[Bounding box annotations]
╭──

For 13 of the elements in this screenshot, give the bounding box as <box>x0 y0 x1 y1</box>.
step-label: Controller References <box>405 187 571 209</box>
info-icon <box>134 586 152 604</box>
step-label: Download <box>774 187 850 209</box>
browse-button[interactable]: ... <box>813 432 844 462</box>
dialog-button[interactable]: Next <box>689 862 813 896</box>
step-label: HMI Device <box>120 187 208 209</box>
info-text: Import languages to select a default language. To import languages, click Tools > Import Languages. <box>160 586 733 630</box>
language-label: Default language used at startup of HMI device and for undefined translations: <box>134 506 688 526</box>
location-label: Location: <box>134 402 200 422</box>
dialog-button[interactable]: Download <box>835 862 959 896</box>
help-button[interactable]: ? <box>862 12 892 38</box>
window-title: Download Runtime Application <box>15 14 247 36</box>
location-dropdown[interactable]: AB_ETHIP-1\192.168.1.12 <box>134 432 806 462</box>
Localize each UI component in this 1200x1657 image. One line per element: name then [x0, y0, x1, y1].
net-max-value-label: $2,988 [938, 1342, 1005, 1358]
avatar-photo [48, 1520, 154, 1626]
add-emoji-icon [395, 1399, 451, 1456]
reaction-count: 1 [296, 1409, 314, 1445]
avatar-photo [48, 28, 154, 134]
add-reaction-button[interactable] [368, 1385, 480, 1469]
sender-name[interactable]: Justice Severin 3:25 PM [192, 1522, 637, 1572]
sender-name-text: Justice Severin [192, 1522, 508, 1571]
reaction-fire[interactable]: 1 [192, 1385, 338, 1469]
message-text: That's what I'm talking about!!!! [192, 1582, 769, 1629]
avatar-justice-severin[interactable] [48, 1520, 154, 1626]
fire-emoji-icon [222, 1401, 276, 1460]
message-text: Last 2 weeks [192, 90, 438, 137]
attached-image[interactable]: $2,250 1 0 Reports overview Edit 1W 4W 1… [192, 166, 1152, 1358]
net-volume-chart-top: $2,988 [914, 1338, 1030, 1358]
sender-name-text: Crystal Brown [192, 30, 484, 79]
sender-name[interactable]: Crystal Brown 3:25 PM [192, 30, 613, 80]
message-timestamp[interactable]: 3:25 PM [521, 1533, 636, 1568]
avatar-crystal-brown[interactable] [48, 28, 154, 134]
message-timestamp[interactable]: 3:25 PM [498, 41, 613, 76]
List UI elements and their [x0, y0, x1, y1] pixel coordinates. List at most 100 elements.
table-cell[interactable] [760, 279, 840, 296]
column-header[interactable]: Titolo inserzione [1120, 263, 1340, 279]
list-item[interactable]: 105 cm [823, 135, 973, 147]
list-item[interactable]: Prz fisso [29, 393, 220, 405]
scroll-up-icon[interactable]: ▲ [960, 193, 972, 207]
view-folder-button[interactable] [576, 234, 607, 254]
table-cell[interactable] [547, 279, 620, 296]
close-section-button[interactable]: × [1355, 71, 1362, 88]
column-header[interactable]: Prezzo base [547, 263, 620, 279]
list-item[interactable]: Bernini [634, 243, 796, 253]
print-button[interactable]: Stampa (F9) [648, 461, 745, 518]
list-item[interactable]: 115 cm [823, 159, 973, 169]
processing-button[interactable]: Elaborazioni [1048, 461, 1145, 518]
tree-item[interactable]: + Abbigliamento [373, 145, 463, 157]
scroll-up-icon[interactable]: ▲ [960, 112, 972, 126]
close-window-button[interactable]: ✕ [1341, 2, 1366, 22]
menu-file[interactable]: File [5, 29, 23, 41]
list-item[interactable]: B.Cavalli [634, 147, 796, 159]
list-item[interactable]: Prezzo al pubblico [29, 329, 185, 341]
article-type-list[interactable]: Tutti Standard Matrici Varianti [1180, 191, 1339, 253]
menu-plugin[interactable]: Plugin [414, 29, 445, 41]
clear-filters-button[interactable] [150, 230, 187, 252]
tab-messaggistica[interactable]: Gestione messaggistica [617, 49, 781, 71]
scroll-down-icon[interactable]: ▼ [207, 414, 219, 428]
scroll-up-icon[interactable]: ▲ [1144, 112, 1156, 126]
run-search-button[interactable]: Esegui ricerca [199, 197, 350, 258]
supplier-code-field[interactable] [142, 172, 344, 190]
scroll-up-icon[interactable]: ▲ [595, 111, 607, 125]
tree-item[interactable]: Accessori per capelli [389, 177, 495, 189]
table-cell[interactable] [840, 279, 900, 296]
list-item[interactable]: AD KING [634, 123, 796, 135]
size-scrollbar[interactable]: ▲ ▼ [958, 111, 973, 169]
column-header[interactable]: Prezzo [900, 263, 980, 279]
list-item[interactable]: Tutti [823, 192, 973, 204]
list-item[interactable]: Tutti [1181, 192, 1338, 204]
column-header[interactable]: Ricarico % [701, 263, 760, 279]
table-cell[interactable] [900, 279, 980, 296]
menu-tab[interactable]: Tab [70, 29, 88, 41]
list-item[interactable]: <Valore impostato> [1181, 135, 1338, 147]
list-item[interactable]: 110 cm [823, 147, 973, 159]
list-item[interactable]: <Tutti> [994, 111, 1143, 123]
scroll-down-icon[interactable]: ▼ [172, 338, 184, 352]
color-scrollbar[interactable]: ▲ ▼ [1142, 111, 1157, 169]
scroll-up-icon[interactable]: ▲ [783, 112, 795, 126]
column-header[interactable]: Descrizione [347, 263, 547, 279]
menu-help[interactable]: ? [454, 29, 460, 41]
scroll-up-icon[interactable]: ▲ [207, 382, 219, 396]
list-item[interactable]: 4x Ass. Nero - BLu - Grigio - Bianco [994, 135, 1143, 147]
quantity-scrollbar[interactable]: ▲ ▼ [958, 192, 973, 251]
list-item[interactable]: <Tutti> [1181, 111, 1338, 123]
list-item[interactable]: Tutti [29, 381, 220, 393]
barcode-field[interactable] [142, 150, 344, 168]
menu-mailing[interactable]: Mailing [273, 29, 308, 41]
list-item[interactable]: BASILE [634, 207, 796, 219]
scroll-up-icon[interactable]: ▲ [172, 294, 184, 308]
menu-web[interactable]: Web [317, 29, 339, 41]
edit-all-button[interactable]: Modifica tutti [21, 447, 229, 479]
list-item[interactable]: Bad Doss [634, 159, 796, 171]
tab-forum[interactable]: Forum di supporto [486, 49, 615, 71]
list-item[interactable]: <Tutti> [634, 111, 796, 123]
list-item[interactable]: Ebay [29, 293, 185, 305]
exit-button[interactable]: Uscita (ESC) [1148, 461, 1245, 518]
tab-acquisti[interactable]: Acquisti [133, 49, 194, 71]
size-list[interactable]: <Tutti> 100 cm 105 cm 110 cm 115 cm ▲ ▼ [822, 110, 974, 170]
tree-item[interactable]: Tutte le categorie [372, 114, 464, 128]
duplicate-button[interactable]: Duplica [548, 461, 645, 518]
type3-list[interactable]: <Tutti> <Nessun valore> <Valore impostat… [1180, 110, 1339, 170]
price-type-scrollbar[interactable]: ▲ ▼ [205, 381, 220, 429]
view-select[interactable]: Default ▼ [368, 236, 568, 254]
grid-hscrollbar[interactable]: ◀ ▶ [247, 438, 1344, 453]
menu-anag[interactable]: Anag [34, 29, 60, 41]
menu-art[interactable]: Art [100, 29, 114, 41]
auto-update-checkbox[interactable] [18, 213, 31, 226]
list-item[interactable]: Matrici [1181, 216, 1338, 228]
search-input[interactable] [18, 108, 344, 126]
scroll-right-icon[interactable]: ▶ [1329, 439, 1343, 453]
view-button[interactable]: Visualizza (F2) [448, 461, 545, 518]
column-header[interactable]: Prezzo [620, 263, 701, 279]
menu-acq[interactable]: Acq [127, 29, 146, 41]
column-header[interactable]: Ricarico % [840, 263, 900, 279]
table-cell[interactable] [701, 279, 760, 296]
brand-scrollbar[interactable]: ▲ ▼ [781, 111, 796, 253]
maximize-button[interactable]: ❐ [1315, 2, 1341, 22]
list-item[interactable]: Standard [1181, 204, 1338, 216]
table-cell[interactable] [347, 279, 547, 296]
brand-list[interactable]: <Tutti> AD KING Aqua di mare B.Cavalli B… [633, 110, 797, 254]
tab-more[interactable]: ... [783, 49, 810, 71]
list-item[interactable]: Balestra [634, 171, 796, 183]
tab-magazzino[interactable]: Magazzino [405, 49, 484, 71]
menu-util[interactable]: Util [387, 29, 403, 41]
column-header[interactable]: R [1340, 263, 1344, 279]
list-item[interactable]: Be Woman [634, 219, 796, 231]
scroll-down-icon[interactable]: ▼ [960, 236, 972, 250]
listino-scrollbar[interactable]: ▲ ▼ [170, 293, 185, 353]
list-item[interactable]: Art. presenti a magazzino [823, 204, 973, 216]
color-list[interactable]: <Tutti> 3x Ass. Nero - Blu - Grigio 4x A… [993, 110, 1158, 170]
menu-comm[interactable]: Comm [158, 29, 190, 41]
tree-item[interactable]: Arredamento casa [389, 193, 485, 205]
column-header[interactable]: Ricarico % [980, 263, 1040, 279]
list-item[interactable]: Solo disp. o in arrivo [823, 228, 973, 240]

╰──

# Task to carry out:
Reproduce the data verbatim, from its first line down to and including the line containing "message-text: Last 2".

# Exercise output:
For 13 of the elements in this screenshot, give the bounding box as <box>x0 y0 x1 y1</box>.
step-label: Controller References <box>405 187 571 209</box>
info-icon <box>134 586 152 604</box>
step-label: Download <box>774 187 850 209</box>
browse-button[interactable]: ... <box>813 432 844 462</box>
dialog-button[interactable]: Next <box>689 862 813 896</box>
step-label: HMI Device <box>120 187 208 209</box>
info-text: Import languages to select a default language. To import languages, click Tools > Import Languages. <box>160 586 733 630</box>
language-label: Default language used at startup of HMI device and for undefined translations: <box>134 506 688 526</box>
location-label: Location: <box>134 402 200 422</box>
dialog-button[interactable]: Download <box>835 862 959 896</box>
help-button[interactable]: ? <box>862 12 892 38</box>
window-title: Download Runtime Application <box>15 14 247 36</box>
location-dropdown[interactable]: AB_ETHIP-1\192.168.1.12 <box>134 432 806 462</box>
Localize each UI component in this 1200x1657 image. One line per element: name then [x0, y0, x1, y1].
net-max-value-label: $2,988 [938, 1342, 1005, 1358]
avatar-photo [48, 1520, 154, 1626]
add-emoji-icon [395, 1399, 451, 1456]
reaction-count: 1 [296, 1409, 314, 1445]
avatar-photo [48, 28, 154, 134]
add-reaction-button[interactable] [368, 1385, 480, 1469]
sender-name[interactable]: Justice Severin 3:25 PM [192, 1522, 637, 1572]
sender-name-text: Justice Severin [192, 1522, 508, 1571]
reaction-fire[interactable]: 1 [192, 1385, 338, 1469]
message-text: That's what I'm talking about!!!! [192, 1582, 769, 1629]
avatar-justice-severin[interactable] [48, 1520, 154, 1626]
fire-emoji-icon [222, 1401, 276, 1460]
message-text: Last 2 weeks [192, 90, 438, 137]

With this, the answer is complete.